**TASK GOAL**
Each line that contains the string "username" counts once; report how many such lines appear in the data, as a number only.

[Stored entries]
============

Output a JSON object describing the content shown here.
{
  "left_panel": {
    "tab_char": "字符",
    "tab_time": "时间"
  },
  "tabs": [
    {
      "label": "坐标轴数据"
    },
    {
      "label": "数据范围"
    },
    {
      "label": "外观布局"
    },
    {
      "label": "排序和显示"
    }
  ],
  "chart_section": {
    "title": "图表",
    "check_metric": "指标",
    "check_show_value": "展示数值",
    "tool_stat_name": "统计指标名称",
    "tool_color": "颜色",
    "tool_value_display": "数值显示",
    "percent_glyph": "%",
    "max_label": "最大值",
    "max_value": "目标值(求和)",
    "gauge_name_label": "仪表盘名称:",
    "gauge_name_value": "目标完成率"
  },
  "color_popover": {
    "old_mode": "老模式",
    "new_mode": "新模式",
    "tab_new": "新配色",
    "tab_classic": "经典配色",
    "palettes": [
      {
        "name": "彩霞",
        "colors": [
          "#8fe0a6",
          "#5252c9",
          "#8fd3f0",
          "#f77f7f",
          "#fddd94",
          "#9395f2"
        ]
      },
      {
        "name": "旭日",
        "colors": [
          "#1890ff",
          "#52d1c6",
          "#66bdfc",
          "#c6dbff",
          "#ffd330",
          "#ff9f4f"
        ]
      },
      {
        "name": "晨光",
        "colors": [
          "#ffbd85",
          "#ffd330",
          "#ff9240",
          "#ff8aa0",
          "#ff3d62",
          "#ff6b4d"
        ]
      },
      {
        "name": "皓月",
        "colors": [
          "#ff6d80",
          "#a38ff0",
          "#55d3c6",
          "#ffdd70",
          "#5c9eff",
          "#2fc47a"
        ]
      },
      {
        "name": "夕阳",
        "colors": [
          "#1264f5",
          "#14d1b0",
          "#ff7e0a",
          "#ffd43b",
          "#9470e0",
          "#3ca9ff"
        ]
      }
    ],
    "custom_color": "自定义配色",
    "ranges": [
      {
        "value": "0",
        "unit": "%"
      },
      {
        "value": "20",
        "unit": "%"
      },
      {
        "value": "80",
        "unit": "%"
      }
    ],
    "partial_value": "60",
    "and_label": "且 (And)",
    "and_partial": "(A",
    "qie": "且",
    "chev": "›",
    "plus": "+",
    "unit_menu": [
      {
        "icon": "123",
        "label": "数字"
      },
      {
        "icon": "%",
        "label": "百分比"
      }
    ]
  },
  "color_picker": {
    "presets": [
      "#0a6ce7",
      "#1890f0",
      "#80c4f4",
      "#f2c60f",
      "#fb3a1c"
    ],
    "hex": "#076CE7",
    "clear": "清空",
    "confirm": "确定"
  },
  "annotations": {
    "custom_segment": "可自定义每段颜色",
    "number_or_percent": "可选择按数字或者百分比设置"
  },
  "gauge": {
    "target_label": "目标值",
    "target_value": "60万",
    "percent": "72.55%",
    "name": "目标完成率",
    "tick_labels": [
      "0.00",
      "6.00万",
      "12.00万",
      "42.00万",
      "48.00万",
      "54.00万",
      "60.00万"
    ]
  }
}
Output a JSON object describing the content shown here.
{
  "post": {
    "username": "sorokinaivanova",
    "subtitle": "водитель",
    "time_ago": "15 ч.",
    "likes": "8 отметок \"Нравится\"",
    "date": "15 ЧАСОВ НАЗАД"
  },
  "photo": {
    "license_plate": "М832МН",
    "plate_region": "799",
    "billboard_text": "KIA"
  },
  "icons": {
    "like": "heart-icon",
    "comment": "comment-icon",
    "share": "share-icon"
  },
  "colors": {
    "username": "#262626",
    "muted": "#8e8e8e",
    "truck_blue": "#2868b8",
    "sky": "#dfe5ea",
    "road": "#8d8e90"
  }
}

============

**SOLUTION TO THIS PROBLEM**
2